### PROBLEM DESCRIPTION
Show all lines holding the string "color".

** START OF DATASET EXCERPTS **

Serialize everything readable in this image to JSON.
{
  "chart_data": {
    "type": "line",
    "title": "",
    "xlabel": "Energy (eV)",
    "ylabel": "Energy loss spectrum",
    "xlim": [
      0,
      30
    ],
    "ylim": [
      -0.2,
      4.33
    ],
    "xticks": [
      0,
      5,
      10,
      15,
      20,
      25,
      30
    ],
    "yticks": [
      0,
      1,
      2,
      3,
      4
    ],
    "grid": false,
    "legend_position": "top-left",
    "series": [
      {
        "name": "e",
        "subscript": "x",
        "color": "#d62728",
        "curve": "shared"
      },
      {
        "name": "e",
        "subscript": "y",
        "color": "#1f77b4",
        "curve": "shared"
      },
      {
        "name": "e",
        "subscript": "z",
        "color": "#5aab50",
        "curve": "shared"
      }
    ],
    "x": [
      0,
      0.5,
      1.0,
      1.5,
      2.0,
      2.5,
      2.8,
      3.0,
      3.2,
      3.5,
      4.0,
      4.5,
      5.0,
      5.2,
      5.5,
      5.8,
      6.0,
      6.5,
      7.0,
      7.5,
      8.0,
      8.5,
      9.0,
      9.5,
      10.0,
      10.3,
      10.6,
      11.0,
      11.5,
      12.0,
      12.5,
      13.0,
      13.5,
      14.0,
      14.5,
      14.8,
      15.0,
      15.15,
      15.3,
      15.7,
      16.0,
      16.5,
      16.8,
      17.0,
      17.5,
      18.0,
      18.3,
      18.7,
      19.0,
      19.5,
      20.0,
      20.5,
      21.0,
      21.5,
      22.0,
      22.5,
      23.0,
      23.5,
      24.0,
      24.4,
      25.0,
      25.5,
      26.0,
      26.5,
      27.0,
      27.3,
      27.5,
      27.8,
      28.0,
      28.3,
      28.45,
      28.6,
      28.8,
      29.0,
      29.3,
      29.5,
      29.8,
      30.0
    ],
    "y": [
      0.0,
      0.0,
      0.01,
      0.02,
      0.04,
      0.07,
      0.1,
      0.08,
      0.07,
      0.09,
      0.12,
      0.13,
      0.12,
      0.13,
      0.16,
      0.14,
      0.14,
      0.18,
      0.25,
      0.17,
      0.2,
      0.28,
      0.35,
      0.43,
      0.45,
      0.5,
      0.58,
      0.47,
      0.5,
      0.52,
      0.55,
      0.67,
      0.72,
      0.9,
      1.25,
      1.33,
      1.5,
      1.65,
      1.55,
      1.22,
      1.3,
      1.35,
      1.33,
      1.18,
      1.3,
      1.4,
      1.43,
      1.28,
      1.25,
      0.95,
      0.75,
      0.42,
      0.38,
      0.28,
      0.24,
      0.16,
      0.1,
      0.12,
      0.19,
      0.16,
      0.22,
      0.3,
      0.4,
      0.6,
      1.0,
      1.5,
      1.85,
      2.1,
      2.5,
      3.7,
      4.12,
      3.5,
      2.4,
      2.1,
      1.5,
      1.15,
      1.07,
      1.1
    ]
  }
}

** END OF DATASET EXCERPTS **

### FINISHED TASK
        "color": "#d62728",
        "color": "#1f77b4",
        "color": "#5aab50",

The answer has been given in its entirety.